Problem statement: Return the listing below exactly, with the pictures dropped.

Records supplied:
===
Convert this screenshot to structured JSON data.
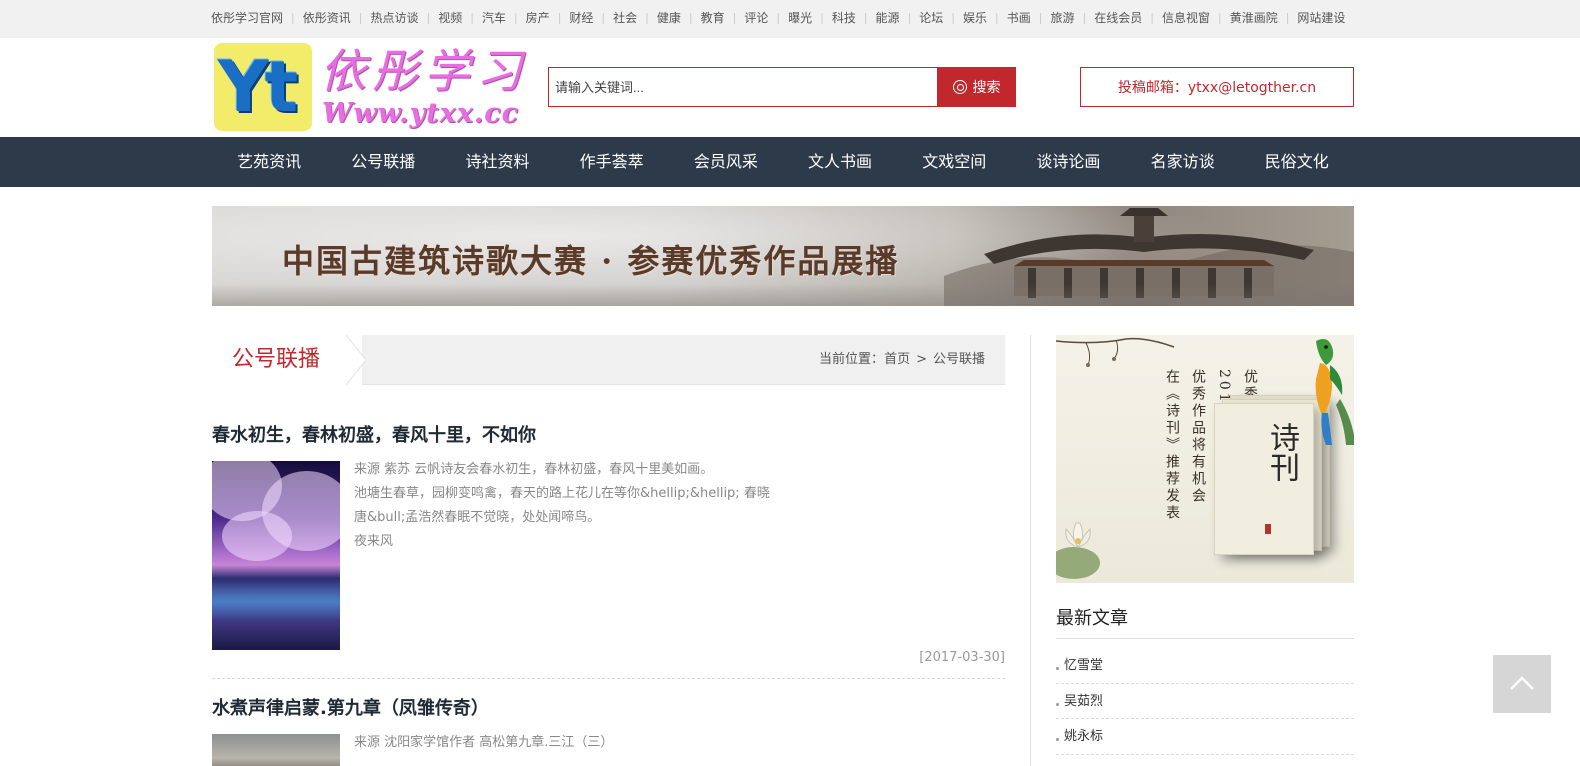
{
  "top_links": [
    "依彤学习官网",
    "依彤资讯",
    "热点访谈",
    "视频",
    "汽车",
    "房产",
    "财经",
    "社会",
    "健康",
    "教育",
    "评论",
    "曝光",
    "科技",
    "能源",
    "论坛",
    "娱乐",
    "书画",
    "旅游",
    "在线会员",
    "信息视窗",
    "黄淮画院",
    "网站建设"
  ],
  "logo": {
    "mark": "Yt",
    "name": "依彤学习",
    "url": "Www.ytxx.cc"
  },
  "search": {
    "placeholder": "请输入关键词...",
    "button_label": "搜索"
  },
  "contact": {
    "text": "投稿邮箱：ytxx@letogther.cn"
  },
  "nav": [
    "艺苑资讯",
    "公号联播",
    "诗社资料",
    "作手荟萃",
    "会员风采",
    "文人书画",
    "文戏空间",
    "谈诗论画",
    "名家访谈",
    "民俗文化"
  ],
  "banner": {
    "title": "中国古建筑诗歌大赛 · 参赛优秀作品展播"
  },
  "section": {
    "title": "公号联播",
    "breadcrumb_prefix": "当前位置：",
    "breadcrumb_home": "首页",
    "breadcrumb_sep": ">",
    "breadcrumb_current": "公号联播"
  },
  "articles": [
    {
      "title": "春水初生，春林初盛，春风十里，不如你",
      "summary_lines": [
        "来源 紫苏 云帆诗友会春水初生，春林初盛，春风十里美如画。",
        "池塘生春草，园柳变鸣禽，春天的路上花儿在等你&hellip;&hellip; 春晓",
        "唐&bull;孟浩然春眠不觉晓，处处闻啼鸟。",
        "夜来风"
      ],
      "date": "[2017-03-30]"
    },
    {
      "title": "水煮声律启蒙.第九章（凤雏传奇）",
      "summary_lines": [
        "来源 沈阳家学馆作者 高松第九章.三江（三）"
      ],
      "date": ""
    }
  ],
  "promo": {
    "columns": [
      "优秀诗人免费申领",
      "2017全年《诗刊》",
      "优秀作品将有机会",
      "在《诗刊》推荐发表"
    ],
    "book_title": "诗刊"
  },
  "sidebar": {
    "title": "最新文章",
    "items": [
      "忆雪堂",
      "吴茹烈",
      "姚永标"
    ]
  },
  "colors": {
    "accent": "#c0282d",
    "nav_bg": "#2c3a4a",
    "topbar_bg": "#f1f1f1"
  },
  "icons": {
    "search": "search-icon",
    "back_to_top": "chevron-up-icon"
  }
}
===
Written answer:
Convert this screenshot to structured JSON data.
{
  "top_links": [
    "依彤学习官网",
    "依彤资讯",
    "热点访谈",
    "视频",
    "汽车",
    "房产",
    "财经",
    "社会",
    "健康",
    "教育",
    "评论",
    "曝光",
    "科技",
    "能源",
    "论坛",
    "娱乐",
    "书画",
    "旅游",
    "在线会员",
    "信息视窗",
    "黄淮画院",
    "网站建设"
  ],
  "logo": {
    "mark": "Yt",
    "name": "依彤学习",
    "url": "Www.ytxx.cc"
  },
  "search": {
    "placeholder": "请输入关键词...",
    "button_label": "搜索"
  },
  "contact": {
    "text": "投稿邮箱：ytxx@letogther.cn"
  },
  "nav": [
    "艺苑资讯",
    "公号联播",
    "诗社资料",
    "作手荟萃",
    "会员风采",
    "文人书画",
    "文戏空间",
    "谈诗论画",
    "名家访谈",
    "民俗文化"
  ],
  "banner": {
    "title": "中国古建筑诗歌大赛 · 参赛优秀作品展播"
  },
  "section": {
    "title": "公号联播",
    "breadcrumb_prefix": "当前位置：",
    "breadcrumb_home": "首页",
    "breadcrumb_sep": ">",
    "breadcrumb_current": "公号联播"
  },
  "articles": [
    {
      "title": "春水初生，春林初盛，春风十里，不如你",
      "summary_lines": [
        "来源 紫苏 云帆诗友会春水初生，春林初盛，春风十里美如画。",
        "池塘生春草，园柳变鸣禽，春天的路上花儿在等你&hellip;&hellip; 春晓",
        "唐&bull;孟浩然春眠不觉晓，处处闻啼鸟。",
        "夜来风"
      ],
      "date": "[2017-03-30]"
    },
    {
      "title": "水煮声律启蒙.第九章（凤雏传奇）",
      "summary_lines": [
        "来源 沈阳家学馆作者 高松第九章.三江（三）"
      ],
      "date": ""
    }
  ],
  "promo": {
    "columns": [
      "优秀诗人免费申领",
      "2017全年《诗刊》",
      "优秀作品将有机会",
      "在《诗刊》推荐发表"
    ],
    "book_title": "诗刊"
  },
  "sidebar": {
    "title": "最新文章",
    "items": [
      "忆雪堂",
      "吴茹烈",
      "姚永标"
    ]
  },
  "colors": {
    "accent": "#c0282d",
    "nav_bg": "#2c3a4a",
    "topbar_bg": "#f1f1f1"
  },
  "icons": {
    "search": "search-icon",
    "back_to_top": "chevron-up-icon"
  }
}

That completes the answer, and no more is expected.